OBJECTIVE: Give the data again exactly as written, skipping any pictures.
** START OF INFORMATION GIVEN **
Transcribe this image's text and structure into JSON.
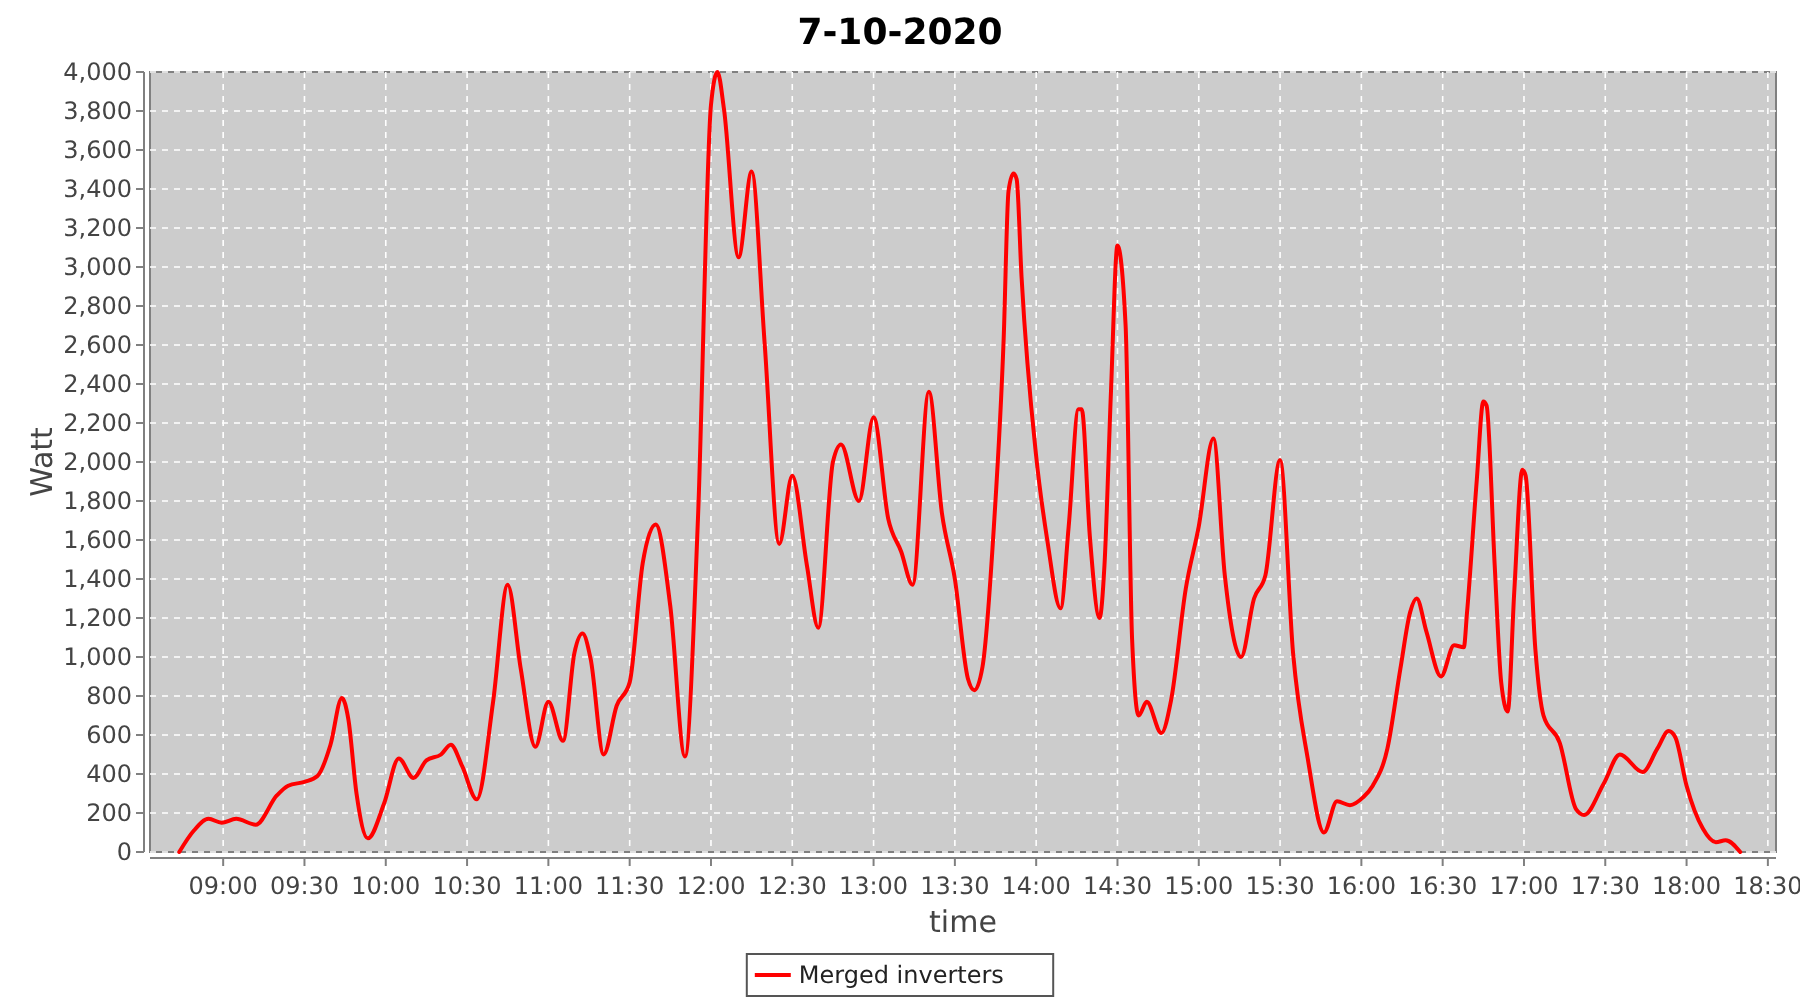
{
  "chart_data": {
    "type": "line",
    "title": "7-10-2020",
    "xlabel": "time",
    "ylabel": "Watt",
    "x": [
      8.73,
      8.82,
      8.91,
      8.99,
      9.08,
      9.2,
      9.33,
      9.4,
      9.5,
      9.58,
      9.66,
      9.73,
      9.77,
      9.82,
      9.89,
      9.99,
      10.08,
      10.17,
      10.25,
      10.34,
      10.4,
      10.47,
      10.56,
      10.66,
      10.75,
      10.83,
      10.92,
      11.0,
      11.09,
      11.16,
      11.21,
      11.26,
      11.34,
      11.42,
      11.5,
      11.58,
      11.66,
      11.75,
      11.84,
      11.92,
      12.0,
      12.04,
      12.08,
      12.17,
      12.25,
      12.33,
      12.42,
      12.5,
      12.59,
      12.66,
      12.75,
      12.8,
      12.91,
      13.0,
      13.09,
      13.17,
      13.24,
      13.34,
      13.42,
      13.5,
      13.58,
      13.62,
      13.67,
      13.74,
      13.8,
      13.83,
      13.86,
      13.88,
      13.91,
      14.0,
      14.07,
      14.15,
      14.2,
      14.26,
      14.28,
      14.33,
      14.39,
      14.42,
      14.46,
      14.5,
      14.55,
      14.59,
      14.63,
      14.68,
      14.77,
      14.83,
      14.92,
      15.0,
      15.09,
      15.16,
      15.26,
      15.34,
      15.41,
      15.5,
      15.58,
      15.67,
      15.77,
      15.85,
      15.93,
      16.01,
      16.07,
      16.16,
      16.24,
      16.3,
      16.34,
      16.4,
      16.49,
      16.57,
      16.63,
      16.65,
      16.71,
      16.75,
      16.77,
      16.82,
      16.86,
      16.9,
      16.94,
      16.99,
      17.01,
      17.07,
      17.12,
      17.22,
      17.32,
      17.37,
      17.49,
      17.59,
      17.73,
      17.82,
      17.89,
      17.93,
      18.0,
      18.1,
      18.18,
      18.24,
      18.33
    ],
    "series": [
      {
        "name": "Merged inverters",
        "color": "#ff0000",
        "values": [
          0,
          110,
          170,
          150,
          170,
          140,
          290,
          340,
          360,
          390,
          550,
          790,
          680,
          300,
          70,
          250,
          480,
          380,
          470,
          500,
          550,
          440,
          270,
          770,
          1370,
          940,
          540,
          770,
          570,
          1020,
          1120,
          990,
          500,
          750,
          870,
          1480,
          1680,
          1260,
          490,
          1710,
          3830,
          4000,
          3810,
          3050,
          3490,
          2610,
          1580,
          1930,
          1470,
          1150,
          2000,
          2090,
          1800,
          2230,
          1710,
          1540,
          1370,
          2360,
          1740,
          1400,
          890,
          830,
          950,
          1670,
          2630,
          3390,
          3480,
          3450,
          2950,
          2030,
          1590,
          1250,
          1670,
          2270,
          2270,
          1620,
          1200,
          1470,
          2360,
          3110,
          2700,
          1090,
          700,
          770,
          610,
          780,
          1350,
          1670,
          2120,
          1420,
          1000,
          1300,
          1420,
          2010,
          1020,
          480,
          100,
          260,
          240,
          280,
          340,
          530,
          940,
          1230,
          1300,
          1130,
          900,
          1060,
          1050,
          1230,
          1910,
          2310,
          2290,
          1470,
          870,
          720,
          1330,
          1960,
          1930,
          1040,
          700,
          560,
          220,
          190,
          350,
          500,
          410,
          530,
          620,
          590,
          340,
          120,
          50,
          60,
          0
        ]
      }
    ],
    "xlim": [
      8.55,
      18.55
    ],
    "xticks": [
      {
        "value": 9,
        "label": "09:00"
      },
      {
        "value": 9.5,
        "label": "09:30"
      },
      {
        "value": 10,
        "label": "10:00"
      },
      {
        "value": 10.5,
        "label": "10:30"
      },
      {
        "value": 11,
        "label": "11:00"
      },
      {
        "value": 11.5,
        "label": "11:30"
      },
      {
        "value": 12,
        "label": "12:00"
      },
      {
        "value": 12.5,
        "label": "12:30"
      },
      {
        "value": 13,
        "label": "13:00"
      },
      {
        "value": 13.5,
        "label": "13:30"
      },
      {
        "value": 14,
        "label": "14:00"
      },
      {
        "value": 14.5,
        "label": "14:30"
      },
      {
        "value": 15,
        "label": "15:00"
      },
      {
        "value": 15.5,
        "label": "15:30"
      },
      {
        "value": 16,
        "label": "16:00"
      },
      {
        "value": 16.5,
        "label": "16:30"
      },
      {
        "value": 17,
        "label": "17:00"
      },
      {
        "value": 17.5,
        "label": "17:30"
      },
      {
        "value": 18,
        "label": "18:00"
      },
      {
        "value": 18.5,
        "label": "18:30"
      }
    ],
    "ylim": [
      0,
      4000
    ],
    "yticks": [
      0,
      200,
      400,
      600,
      800,
      {
        "value": 1000,
        "label": "1,000"
      },
      {
        "value": 1200,
        "label": "1,200"
      },
      {
        "value": 1400,
        "label": "1,400"
      },
      {
        "value": 1600,
        "label": "1,600"
      },
      {
        "value": 1800,
        "label": "1,800"
      },
      {
        "value": 2000,
        "label": "2,000"
      },
      {
        "value": 2200,
        "label": "2,200"
      },
      {
        "value": 2400,
        "label": "2,400"
      },
      {
        "value": 2600,
        "label": "2,600"
      },
      {
        "value": 2800,
        "label": "2,800"
      },
      {
        "value": 3000,
        "label": "3,000"
      },
      {
        "value": 3200,
        "label": "3,200"
      },
      {
        "value": 3400,
        "label": "3,400"
      },
      {
        "value": 3600,
        "label": "3,600"
      },
      {
        "value": 3800,
        "label": "3,800"
      },
      {
        "value": 4000,
        "label": "4,000"
      }
    ],
    "grid": true,
    "legend": "bottom",
    "line_style": "solid"
  }
}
** END OF INFORMATION GIVEN **
SOLVED EXERCISE:
Transcribe this image's text and structure into JSON.
{
  "chart_data": {
    "type": "line",
    "title": "7-10-2020",
    "xlabel": "time",
    "ylabel": "Watt",
    "x": [
      8.73,
      8.82,
      8.91,
      8.99,
      9.08,
      9.2,
      9.33,
      9.4,
      9.5,
      9.58,
      9.66,
      9.73,
      9.77,
      9.82,
      9.89,
      9.99,
      10.08,
      10.17,
      10.25,
      10.34,
      10.4,
      10.47,
      10.56,
      10.66,
      10.75,
      10.83,
      10.92,
      11.0,
      11.09,
      11.16,
      11.21,
      11.26,
      11.34,
      11.42,
      11.5,
      11.58,
      11.66,
      11.75,
      11.84,
      11.92,
      12.0,
      12.04,
      12.08,
      12.17,
      12.25,
      12.33,
      12.42,
      12.5,
      12.59,
      12.66,
      12.75,
      12.8,
      12.91,
      13.0,
      13.09,
      13.17,
      13.24,
      13.34,
      13.42,
      13.5,
      13.58,
      13.62,
      13.67,
      13.74,
      13.8,
      13.83,
      13.86,
      13.88,
      13.91,
      14.0,
      14.07,
      14.15,
      14.2,
      14.26,
      14.28,
      14.33,
      14.39,
      14.42,
      14.46,
      14.5,
      14.55,
      14.59,
      14.63,
      14.68,
      14.77,
      14.83,
      14.92,
      15.0,
      15.09,
      15.16,
      15.26,
      15.34,
      15.41,
      15.5,
      15.58,
      15.67,
      15.77,
      15.85,
      15.93,
      16.01,
      16.07,
      16.16,
      16.24,
      16.3,
      16.34,
      16.4,
      16.49,
      16.57,
      16.63,
      16.65,
      16.71,
      16.75,
      16.77,
      16.82,
      16.86,
      16.9,
      16.94,
      16.99,
      17.01,
      17.07,
      17.12,
      17.22,
      17.32,
      17.37,
      17.49,
      17.59,
      17.73,
      17.82,
      17.89,
      17.93,
      18.0,
      18.1,
      18.18,
      18.24,
      18.33
    ],
    "series": [
      {
        "name": "Merged inverters",
        "color": "#ff0000",
        "values": [
          0,
          110,
          170,
          150,
          170,
          140,
          290,
          340,
          360,
          390,
          550,
          790,
          680,
          300,
          70,
          250,
          480,
          380,
          470,
          500,
          550,
          440,
          270,
          770,
          1370,
          940,
          540,
          770,
          570,
          1020,
          1120,
          990,
          500,
          750,
          870,
          1480,
          1680,
          1260,
          490,
          1710,
          3830,
          4000,
          3810,
          3050,
          3490,
          2610,
          1580,
          1930,
          1470,
          1150,
          2000,
          2090,
          1800,
          2230,
          1710,
          1540,
          1370,
          2360,
          1740,
          1400,
          890,
          830,
          950,
          1670,
          2630,
          3390,
          3480,
          3450,
          2950,
          2030,
          1590,
          1250,
          1670,
          2270,
          2270,
          1620,
          1200,
          1470,
          2360,
          3110,
          2700,
          1090,
          700,
          770,
          610,
          780,
          1350,
          1670,
          2120,
          1420,
          1000,
          1300,
          1420,
          2010,
          1020,
          480,
          100,
          260,
          240,
          280,
          340,
          530,
          940,
          1230,
          1300,
          1130,
          900,
          1060,
          1050,
          1230,
          1910,
          2310,
          2290,
          1470,
          870,
          720,
          1330,
          1960,
          1930,
          1040,
          700,
          560,
          220,
          190,
          350,
          500,
          410,
          530,
          620,
          590,
          340,
          120,
          50,
          60,
          0
        ]
      }
    ],
    "xlim": [
      8.55,
      18.55
    ],
    "xticks": [
      {
        "value": 9,
        "label": "09:00"
      },
      {
        "value": 9.5,
        "label": "09:30"
      },
      {
        "value": 10,
        "label": "10:00"
      },
      {
        "value": 10.5,
        "label": "10:30"
      },
      {
        "value": 11,
        "label": "11:00"
      },
      {
        "value": 11.5,
        "label": "11:30"
      },
      {
        "value": 12,
        "label": "12:00"
      },
      {
        "value": 12.5,
        "label": "12:30"
      },
      {
        "value": 13,
        "label": "13:00"
      },
      {
        "value": 13.5,
        "label": "13:30"
      },
      {
        "value": 14,
        "label": "14:00"
      },
      {
        "value": 14.5,
        "label": "14:30"
      },
      {
        "value": 15,
        "label": "15:00"
      },
      {
        "value": 15.5,
        "label": "15:30"
      },
      {
        "value": 16,
        "label": "16:00"
      },
      {
        "value": 16.5,
        "label": "16:30"
      },
      {
        "value": 17,
        "label": "17:00"
      },
      {
        "value": 17.5,
        "label": "17:30"
      },
      {
        "value": 18,
        "label": "18:00"
      },
      {
        "value": 18.5,
        "label": "18:30"
      }
    ],
    "ylim": [
      0,
      4000
    ],
    "yticks": [
      0,
      200,
      400,
      600,
      800,
      {
        "value": 1000,
        "label": "1,000"
      },
      {
        "value": 1200,
        "label": "1,200"
      },
      {
        "value": 1400,
        "label": "1,400"
      },
      {
        "value": 1600,
        "label": "1,600"
      },
      {
        "value": 1800,
        "label": "1,800"
      },
      {
        "value": 2000,
        "label": "2,000"
      },
      {
        "value": 2200,
        "label": "2,200"
      },
      {
        "value": 2400,
        "label": "2,400"
      },
      {
        "value": 2600,
        "label": "2,600"
      },
      {
        "value": 2800,
        "label": "2,800"
      },
      {
        "value": 3000,
        "label": "3,000"
      },
      {
        "value": 3200,
        "label": "3,200"
      },
      {
        "value": 3400,
        "label": "3,400"
      },
      {
        "value": 3600,
        "label": "3,600"
      },
      {
        "value": 3800,
        "label": "3,800"
      },
      {
        "value": 4000,
        "label": "4,000"
      }
    ],
    "grid": true,
    "legend": "bottom",
    "line_style": "solid"
  }
}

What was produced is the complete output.